(What is being asked)
Please output the records below in full, exactly as given, but without the images.

(Items)
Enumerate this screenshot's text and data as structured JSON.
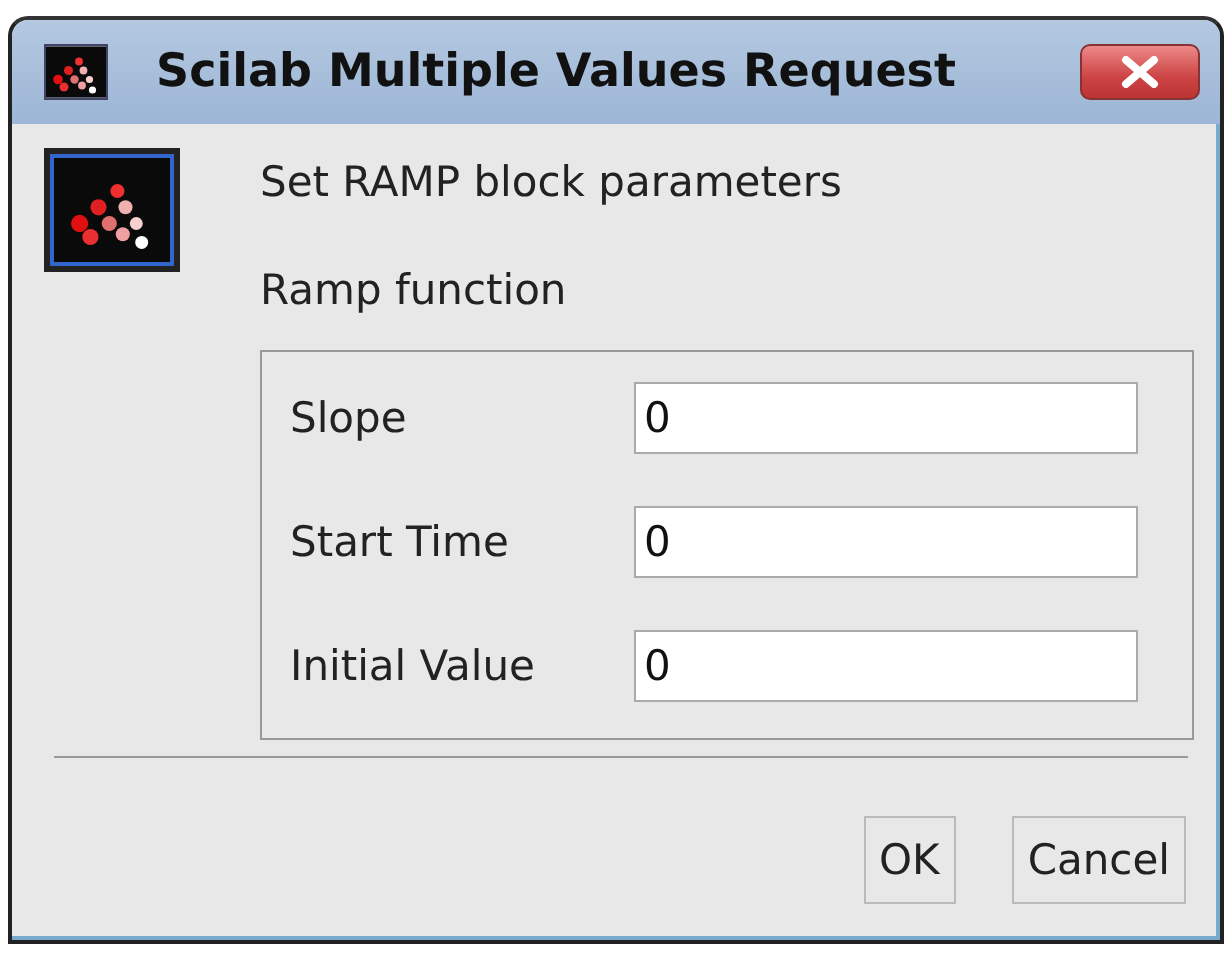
{
  "window": {
    "title": "Scilab Multiple Values Request"
  },
  "message": "Set RAMP block parameters",
  "group": {
    "title": "Ramp function"
  },
  "fields": [
    {
      "label": "Slope",
      "value": "0"
    },
    {
      "label": "Start Time",
      "value": "0"
    },
    {
      "label": "Initial Value",
      "value": "0"
    }
  ],
  "buttons": [
    "OK",
    "Cancel"
  ]
}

(Finished task)
Enumerate this screenshot's text and data as structured JSON.
{
  "window": {
    "title": "Scilab Multiple Values Request"
  },
  "message": "Set RAMP block parameters",
  "group": {
    "title": "Ramp function"
  },
  "fields": [
    {
      "label": "Slope",
      "value": "0"
    },
    {
      "label": "Start Time",
      "value": "0"
    },
    {
      "label": "Initial Value",
      "value": "0"
    }
  ],
  "buttons": [
    "OK",
    "Cancel"
  ]
}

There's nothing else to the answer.